- _Objective_
Omit the images, then print each record below exactly as it reads.

- _The records_
● ● ● ● ● ● ●
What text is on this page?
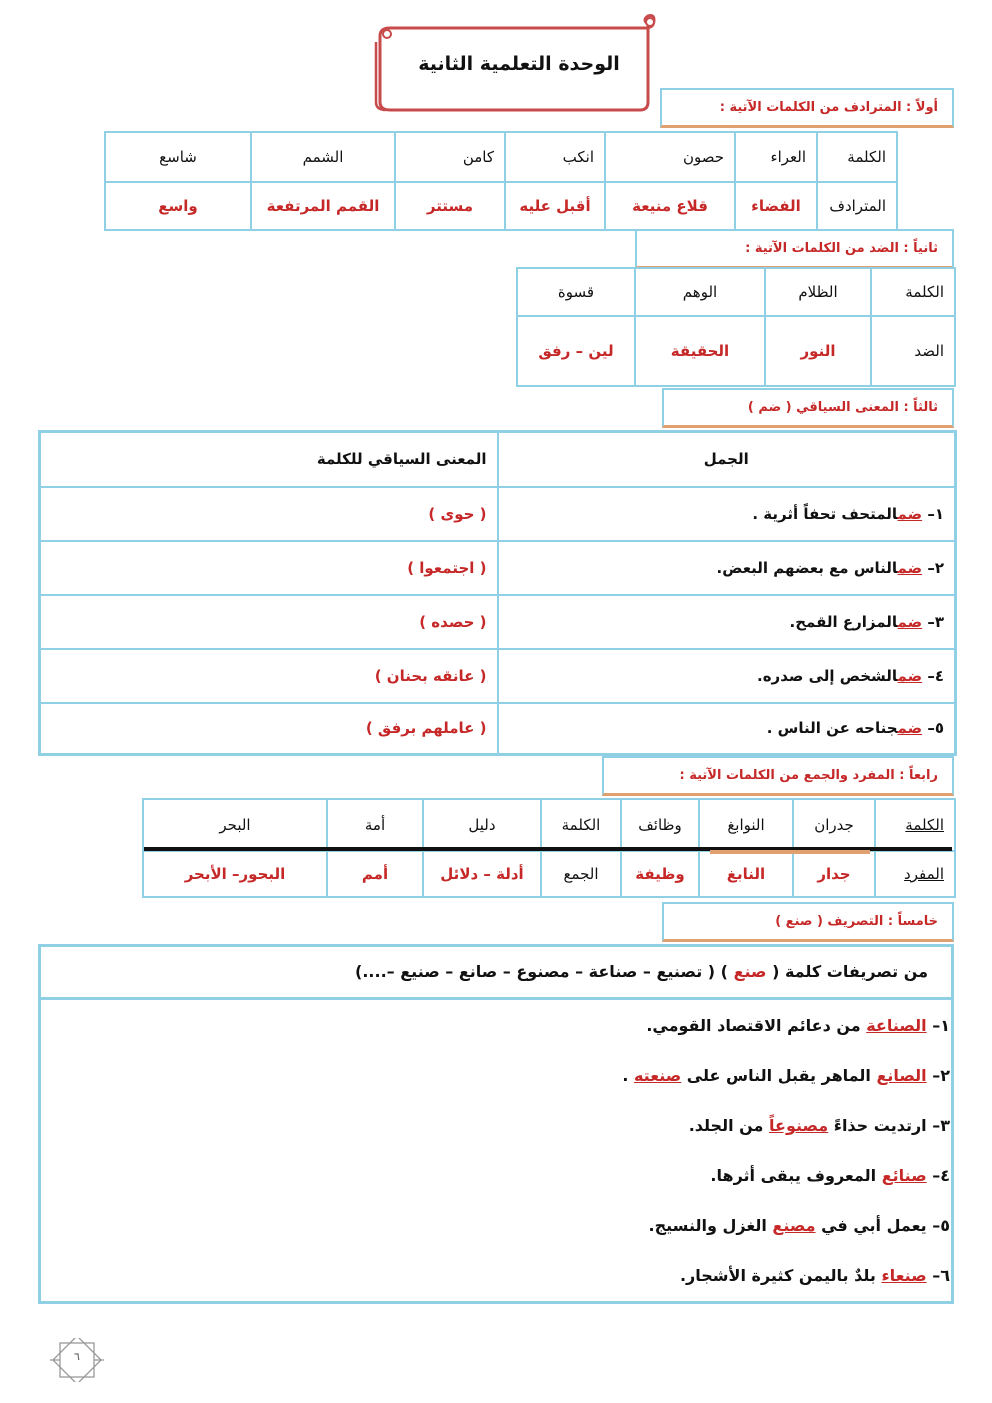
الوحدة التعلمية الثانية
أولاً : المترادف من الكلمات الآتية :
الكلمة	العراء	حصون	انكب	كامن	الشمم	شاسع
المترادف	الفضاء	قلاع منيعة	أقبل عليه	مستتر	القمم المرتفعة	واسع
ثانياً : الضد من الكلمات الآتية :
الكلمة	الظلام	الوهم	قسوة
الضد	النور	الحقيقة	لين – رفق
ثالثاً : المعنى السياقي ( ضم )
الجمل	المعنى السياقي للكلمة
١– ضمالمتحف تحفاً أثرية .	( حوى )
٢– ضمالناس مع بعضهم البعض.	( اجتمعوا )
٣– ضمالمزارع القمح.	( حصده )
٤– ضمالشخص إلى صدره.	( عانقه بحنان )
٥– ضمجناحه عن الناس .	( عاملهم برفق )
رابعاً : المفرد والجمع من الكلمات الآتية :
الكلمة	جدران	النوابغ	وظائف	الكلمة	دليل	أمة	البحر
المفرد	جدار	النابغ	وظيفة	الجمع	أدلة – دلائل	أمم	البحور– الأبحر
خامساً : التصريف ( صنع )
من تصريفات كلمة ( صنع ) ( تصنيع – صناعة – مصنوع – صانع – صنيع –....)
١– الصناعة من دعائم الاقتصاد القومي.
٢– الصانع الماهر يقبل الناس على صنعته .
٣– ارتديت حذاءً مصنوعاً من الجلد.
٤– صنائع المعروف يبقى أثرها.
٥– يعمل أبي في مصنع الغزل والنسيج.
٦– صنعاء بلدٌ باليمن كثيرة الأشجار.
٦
● ● ● ● ● ● ●
- _Solution to this task_
What text is on this page?
الوحدة التعلمية الثانية
أولاً : المترادف من الكلمات الآتية :
الكلمة	العراء	حصون	انكب	كامن	الشمم	شاسع
المترادف	الفضاء	قلاع منيعة	أقبل عليه	مستتر	القمم المرتفعة	واسع
ثانياً : الضد من الكلمات الآتية :
الكلمة	الظلام	الوهم	قسوة
الضد	النور	الحقيقة	لين – رفق
ثالثاً : المعنى السياقي ( ضم )
الجمل	المعنى السياقي للكلمة
١– ضمالمتحف تحفاً أثرية .	( حوى )
٢– ضمالناس مع بعضهم البعض.	( اجتمعوا )
٣– ضمالمزارع القمح.	( حصده )
٤– ضمالشخص إلى صدره.	( عانقه بحنان )
٥– ضمجناحه عن الناس .	( عاملهم برفق )
رابعاً : المفرد والجمع من الكلمات الآتية :
الكلمة	جدران	النوابغ	وظائف	الكلمة	دليل	أمة	البحر
المفرد	جدار	النابغ	وظيفة	الجمع	أدلة – دلائل	أمم	البحور– الأبحر
خامساً : التصريف ( صنع )
من تصريفات كلمة ( صنع ) ( تصنيع – صناعة – مصنوع – صانع – صنيع –....)
١– الصناعة من دعائم الاقتصاد القومي.
٢– الصانع الماهر يقبل الناس على صنعته .
٣– ارتديت حذاءً مصنوعاً من الجلد.
٤– صنائع المعروف يبقى أثرها.
٥– يعمل أبي في مصنع الغزل والنسيج.
٦– صنعاء بلدٌ باليمن كثيرة الأشجار.
٦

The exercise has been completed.